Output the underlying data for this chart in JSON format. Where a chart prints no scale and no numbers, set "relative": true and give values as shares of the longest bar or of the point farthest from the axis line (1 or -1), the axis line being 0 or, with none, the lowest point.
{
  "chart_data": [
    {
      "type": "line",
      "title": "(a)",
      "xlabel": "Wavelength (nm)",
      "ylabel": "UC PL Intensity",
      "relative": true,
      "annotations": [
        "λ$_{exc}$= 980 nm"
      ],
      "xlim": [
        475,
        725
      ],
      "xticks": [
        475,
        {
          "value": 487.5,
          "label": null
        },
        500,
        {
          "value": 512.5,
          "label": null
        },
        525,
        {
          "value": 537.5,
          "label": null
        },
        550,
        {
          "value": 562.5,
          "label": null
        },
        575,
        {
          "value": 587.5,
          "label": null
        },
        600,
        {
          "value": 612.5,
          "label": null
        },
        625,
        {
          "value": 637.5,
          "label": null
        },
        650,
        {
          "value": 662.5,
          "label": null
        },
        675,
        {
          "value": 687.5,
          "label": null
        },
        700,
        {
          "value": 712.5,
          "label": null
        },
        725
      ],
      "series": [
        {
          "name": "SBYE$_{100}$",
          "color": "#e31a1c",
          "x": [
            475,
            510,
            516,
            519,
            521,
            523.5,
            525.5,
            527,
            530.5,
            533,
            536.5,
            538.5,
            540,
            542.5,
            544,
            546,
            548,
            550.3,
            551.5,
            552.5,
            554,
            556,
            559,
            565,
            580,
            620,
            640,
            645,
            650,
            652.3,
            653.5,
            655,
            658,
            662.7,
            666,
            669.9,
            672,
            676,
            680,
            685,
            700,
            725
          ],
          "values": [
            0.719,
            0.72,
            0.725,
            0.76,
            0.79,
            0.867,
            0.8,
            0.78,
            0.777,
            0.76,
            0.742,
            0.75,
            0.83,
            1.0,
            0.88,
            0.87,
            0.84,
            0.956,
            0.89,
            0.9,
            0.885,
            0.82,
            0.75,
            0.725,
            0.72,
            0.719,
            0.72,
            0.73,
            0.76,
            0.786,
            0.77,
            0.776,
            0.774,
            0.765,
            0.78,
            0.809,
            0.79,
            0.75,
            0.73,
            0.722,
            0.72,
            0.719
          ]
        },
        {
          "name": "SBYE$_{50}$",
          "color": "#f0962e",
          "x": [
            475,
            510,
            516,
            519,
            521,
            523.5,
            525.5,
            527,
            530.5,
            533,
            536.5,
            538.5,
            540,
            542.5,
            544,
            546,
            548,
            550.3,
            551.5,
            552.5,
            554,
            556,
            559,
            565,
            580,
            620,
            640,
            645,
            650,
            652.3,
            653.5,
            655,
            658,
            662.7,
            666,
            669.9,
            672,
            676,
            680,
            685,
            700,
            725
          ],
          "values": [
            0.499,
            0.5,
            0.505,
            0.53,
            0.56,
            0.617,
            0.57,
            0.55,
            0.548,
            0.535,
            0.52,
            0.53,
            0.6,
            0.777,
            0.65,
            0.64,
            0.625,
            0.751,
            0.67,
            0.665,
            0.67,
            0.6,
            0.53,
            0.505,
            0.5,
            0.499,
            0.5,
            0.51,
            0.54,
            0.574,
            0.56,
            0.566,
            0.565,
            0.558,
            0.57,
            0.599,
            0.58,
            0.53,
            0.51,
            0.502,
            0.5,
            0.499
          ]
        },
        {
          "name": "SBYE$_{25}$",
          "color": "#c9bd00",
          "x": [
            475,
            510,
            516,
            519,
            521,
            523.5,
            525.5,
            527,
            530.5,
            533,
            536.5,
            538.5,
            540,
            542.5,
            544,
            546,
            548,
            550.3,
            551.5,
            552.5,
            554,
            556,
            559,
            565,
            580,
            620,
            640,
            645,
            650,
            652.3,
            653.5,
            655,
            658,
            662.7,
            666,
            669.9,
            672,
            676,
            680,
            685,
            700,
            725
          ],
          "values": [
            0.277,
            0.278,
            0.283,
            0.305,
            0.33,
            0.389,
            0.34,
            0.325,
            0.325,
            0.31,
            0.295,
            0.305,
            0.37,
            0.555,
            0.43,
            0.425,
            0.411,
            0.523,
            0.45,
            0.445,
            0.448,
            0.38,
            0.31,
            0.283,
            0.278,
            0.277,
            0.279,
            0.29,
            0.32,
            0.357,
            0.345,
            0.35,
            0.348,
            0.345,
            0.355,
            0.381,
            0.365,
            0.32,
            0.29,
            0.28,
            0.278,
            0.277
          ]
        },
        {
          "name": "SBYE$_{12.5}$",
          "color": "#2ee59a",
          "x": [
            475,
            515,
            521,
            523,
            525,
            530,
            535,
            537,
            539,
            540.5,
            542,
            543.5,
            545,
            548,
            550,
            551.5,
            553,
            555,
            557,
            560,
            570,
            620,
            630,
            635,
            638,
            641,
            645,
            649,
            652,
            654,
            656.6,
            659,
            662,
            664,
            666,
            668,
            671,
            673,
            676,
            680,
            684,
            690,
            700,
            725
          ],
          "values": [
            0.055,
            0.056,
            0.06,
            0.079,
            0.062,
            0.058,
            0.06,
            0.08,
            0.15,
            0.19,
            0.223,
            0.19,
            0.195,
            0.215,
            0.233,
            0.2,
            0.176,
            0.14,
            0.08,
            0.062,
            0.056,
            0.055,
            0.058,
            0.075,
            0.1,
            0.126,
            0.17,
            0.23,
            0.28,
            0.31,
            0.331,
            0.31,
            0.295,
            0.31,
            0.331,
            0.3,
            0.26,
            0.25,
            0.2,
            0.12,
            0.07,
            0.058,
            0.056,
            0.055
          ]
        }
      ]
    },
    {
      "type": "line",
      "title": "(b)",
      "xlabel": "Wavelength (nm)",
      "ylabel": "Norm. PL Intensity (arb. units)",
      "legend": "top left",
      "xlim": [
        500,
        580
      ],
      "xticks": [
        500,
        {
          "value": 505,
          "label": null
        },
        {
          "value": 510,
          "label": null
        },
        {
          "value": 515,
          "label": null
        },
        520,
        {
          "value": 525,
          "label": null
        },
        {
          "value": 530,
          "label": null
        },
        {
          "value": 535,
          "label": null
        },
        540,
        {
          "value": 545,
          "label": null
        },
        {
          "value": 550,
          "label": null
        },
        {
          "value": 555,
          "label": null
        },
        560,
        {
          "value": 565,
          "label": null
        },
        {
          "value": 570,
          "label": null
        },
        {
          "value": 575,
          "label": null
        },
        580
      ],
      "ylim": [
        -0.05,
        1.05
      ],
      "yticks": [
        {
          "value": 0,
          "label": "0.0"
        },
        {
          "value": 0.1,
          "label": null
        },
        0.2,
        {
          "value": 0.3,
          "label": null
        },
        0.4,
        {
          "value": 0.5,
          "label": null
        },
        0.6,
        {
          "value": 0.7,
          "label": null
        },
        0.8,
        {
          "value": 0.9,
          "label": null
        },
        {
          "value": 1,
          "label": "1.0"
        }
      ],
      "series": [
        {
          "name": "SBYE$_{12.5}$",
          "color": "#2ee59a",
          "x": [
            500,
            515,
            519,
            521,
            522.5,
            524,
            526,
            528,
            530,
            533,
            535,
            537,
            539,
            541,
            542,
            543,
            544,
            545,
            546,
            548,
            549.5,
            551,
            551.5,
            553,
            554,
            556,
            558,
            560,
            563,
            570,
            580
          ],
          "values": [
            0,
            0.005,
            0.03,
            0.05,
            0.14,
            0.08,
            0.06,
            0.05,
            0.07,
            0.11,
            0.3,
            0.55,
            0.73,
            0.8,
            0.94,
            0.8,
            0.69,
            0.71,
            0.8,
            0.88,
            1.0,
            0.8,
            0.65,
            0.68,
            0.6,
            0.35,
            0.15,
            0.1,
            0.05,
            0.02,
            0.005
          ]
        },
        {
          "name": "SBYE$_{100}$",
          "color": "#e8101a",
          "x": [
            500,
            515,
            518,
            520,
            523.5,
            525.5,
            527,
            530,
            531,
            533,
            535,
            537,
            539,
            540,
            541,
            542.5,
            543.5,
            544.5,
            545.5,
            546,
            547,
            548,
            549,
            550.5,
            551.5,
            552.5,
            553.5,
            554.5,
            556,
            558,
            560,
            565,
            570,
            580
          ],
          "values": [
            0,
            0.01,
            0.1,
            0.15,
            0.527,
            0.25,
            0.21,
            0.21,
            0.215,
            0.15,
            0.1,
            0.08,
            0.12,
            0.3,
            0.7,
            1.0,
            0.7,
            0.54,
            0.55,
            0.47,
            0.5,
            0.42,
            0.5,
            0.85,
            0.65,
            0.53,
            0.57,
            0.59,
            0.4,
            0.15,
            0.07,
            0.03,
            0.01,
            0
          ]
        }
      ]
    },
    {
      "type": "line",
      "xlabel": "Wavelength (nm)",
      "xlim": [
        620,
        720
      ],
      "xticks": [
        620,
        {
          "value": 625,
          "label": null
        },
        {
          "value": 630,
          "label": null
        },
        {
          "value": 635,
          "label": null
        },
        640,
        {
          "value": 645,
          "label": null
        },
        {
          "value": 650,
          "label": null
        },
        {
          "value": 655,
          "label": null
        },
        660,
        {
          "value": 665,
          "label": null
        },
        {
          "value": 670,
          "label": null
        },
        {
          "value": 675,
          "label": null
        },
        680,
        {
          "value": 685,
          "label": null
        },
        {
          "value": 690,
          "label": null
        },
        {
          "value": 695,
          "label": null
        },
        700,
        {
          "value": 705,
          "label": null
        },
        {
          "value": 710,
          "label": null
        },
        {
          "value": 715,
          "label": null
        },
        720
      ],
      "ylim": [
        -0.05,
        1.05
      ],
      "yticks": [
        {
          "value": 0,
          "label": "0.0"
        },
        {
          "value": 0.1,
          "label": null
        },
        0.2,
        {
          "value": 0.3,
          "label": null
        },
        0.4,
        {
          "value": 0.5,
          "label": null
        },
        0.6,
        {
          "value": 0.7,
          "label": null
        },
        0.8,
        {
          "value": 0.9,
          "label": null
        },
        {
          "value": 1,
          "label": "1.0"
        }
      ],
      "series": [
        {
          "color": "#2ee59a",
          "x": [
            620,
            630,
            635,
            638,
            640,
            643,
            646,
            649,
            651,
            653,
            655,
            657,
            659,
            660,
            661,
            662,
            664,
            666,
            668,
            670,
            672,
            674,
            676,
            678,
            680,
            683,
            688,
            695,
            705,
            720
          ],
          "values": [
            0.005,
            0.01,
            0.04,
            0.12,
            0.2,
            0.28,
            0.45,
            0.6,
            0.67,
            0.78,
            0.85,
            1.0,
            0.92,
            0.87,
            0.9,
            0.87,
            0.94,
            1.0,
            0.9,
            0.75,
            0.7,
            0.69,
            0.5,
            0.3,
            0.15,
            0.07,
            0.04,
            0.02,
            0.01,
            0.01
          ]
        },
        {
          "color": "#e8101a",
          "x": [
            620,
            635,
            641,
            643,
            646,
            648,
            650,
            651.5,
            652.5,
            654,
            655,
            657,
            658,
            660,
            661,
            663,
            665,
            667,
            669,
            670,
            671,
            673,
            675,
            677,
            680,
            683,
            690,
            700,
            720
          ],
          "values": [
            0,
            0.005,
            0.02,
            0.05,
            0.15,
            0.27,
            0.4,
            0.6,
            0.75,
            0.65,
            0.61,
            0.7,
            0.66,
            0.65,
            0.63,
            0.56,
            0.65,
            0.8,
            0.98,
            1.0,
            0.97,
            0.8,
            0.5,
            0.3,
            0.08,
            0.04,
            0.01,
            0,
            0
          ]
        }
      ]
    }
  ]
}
....
- _Stated task_: Gather each line in the entries above where the string "ylabel" is found.

- _Exercise output_:
      "ylabel": "UC PL Intensity",
      "ylabel": "Norm. PL Intensity (arb. units)",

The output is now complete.